→ What is needed: Write out all of the data without omission, exactly as shown.
★ ★ ★ ★
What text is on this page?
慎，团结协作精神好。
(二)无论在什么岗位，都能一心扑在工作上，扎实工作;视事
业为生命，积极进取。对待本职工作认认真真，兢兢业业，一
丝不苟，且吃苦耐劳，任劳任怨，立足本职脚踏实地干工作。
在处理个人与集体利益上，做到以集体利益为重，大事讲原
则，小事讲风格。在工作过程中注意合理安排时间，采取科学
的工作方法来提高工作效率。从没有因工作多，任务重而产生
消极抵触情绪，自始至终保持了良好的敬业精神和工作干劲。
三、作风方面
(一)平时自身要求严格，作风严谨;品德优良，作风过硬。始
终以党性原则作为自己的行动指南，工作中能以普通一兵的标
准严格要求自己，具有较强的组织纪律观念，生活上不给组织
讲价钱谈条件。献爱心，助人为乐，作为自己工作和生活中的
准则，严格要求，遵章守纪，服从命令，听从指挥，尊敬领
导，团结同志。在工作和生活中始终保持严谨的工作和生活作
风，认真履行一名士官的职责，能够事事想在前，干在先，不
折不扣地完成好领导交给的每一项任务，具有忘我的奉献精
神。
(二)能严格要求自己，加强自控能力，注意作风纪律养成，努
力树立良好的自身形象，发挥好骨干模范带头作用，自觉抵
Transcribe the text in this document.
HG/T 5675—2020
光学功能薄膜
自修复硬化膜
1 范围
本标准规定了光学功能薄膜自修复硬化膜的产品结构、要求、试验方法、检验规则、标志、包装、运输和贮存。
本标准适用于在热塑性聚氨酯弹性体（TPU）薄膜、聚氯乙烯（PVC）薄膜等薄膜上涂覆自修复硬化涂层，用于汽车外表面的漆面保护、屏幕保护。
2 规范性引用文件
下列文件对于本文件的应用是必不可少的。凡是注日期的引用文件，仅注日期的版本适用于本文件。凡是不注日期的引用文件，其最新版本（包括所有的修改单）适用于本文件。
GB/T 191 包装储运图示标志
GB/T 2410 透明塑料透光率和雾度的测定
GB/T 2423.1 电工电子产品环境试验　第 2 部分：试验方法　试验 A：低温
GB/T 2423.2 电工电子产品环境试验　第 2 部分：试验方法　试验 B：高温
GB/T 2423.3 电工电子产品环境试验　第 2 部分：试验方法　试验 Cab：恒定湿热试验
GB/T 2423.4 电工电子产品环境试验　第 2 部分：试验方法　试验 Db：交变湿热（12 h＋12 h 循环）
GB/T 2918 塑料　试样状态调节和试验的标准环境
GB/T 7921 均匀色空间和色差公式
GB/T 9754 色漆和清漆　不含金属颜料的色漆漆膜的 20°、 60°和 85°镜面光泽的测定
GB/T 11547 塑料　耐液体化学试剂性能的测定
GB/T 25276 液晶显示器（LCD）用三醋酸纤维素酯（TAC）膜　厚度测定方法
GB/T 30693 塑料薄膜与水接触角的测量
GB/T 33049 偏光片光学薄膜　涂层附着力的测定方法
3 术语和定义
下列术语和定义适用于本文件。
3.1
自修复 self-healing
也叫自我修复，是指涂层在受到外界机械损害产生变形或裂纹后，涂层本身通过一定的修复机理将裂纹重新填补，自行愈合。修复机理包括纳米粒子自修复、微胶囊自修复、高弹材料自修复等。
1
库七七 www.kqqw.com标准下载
★ ★ ★ ★
→ Response to this exercise:
What text is on this page?
慎，团结协作精神好。
(二)无论在什么岗位，都能一心扑在工作上，扎实工作;视事
业为生命，积极进取。对待本职工作认认真真，兢兢业业，一
丝不苟，且吃苦耐劳，任劳任怨，立足本职脚踏实地干工作。
在处理个人与集体利益上，做到以集体利益为重，大事讲原
则，小事讲风格。在工作过程中注意合理安排时间，采取科学
的工作方法来提高工作效率。从没有因工作多，任务重而产生
消极抵触情绪，自始至终保持了良好的敬业精神和工作干劲。
三、作风方面
(一)平时自身要求严格，作风严谨;品德优良，作风过硬。始
终以党性原则作为自己的行动指南，工作中能以普通一兵的标
准严格要求自己，具有较强的组织纪律观念，生活上不给组织
讲价钱谈条件。献爱心，助人为乐，作为自己工作和生活中的
准则，严格要求，遵章守纪，服从命令，听从指挥，尊敬领
导，团结同志。在工作和生活中始终保持严谨的工作和生活作
风，认真履行一名士官的职责，能够事事想在前，干在先，不
折不扣地完成好领导交给的每一项任务，具有忘我的奉献精
神。
(二)能严格要求自己，加强自控能力，注意作风纪律养成，努
力树立良好的自身形象，发挥好骨干模范带头作用，自觉抵
Transcribe the text in this document.
HG/T 5675—2020
光学功能薄膜
自修复硬化膜
1 范围
本标准规定了光学功能薄膜自修复硬化膜的产品结构、要求、试验方法、检验规则、标志、包装、运输和贮存。
本标准适用于在热塑性聚氨酯弹性体（TPU）薄膜、聚氯乙烯（PVC）薄膜等薄膜上涂覆自修复硬化涂层，用于汽车外表面的漆面保护、屏幕保护。
2 规范性引用文件
下列文件对于本文件的应用是必不可少的。凡是注日期的引用文件，仅注日期的版本适用于本文件。凡是不注日期的引用文件，其最新版本（包括所有的修改单）适用于本文件。
GB/T 191 包装储运图示标志
GB/T 2410 透明塑料透光率和雾度的测定
GB/T 2423.1 电工电子产品环境试验　第 2 部分：试验方法　试验 A：低温
GB/T 2423.2 电工电子产品环境试验　第 2 部分：试验方法　试验 B：高温
GB/T 2423.3 电工电子产品环境试验　第 2 部分：试验方法　试验 Cab：恒定湿热试验
GB/T 2423.4 电工电子产品环境试验　第 2 部分：试验方法　试验 Db：交变湿热（12 h＋12 h 循环）
GB/T 2918 塑料　试样状态调节和试验的标准环境
GB/T 7921 均匀色空间和色差公式
GB/T 9754 色漆和清漆　不含金属颜料的色漆漆膜的 20°、 60°和 85°镜面光泽的测定
GB/T 11547 塑料　耐液体化学试剂性能的测定
GB/T 25276 液晶显示器（LCD）用三醋酸纤维素酯（TAC）膜　厚度测定方法
GB/T 30693 塑料薄膜与水接触角的测量
GB/T 33049 偏光片光学薄膜　涂层附着力的测定方法
3 术语和定义
下列术语和定义适用于本文件。
3.1
自修复 self-healing
也叫自我修复，是指涂层在受到外界机械损害产生变形或裂纹后，涂层本身通过一定的修复机理将裂纹重新填补，自行愈合。修复机理包括纳米粒子自修复、微胶囊自修复、高弹材料自修复等。
1
库七七 www.kqqw.com标准下载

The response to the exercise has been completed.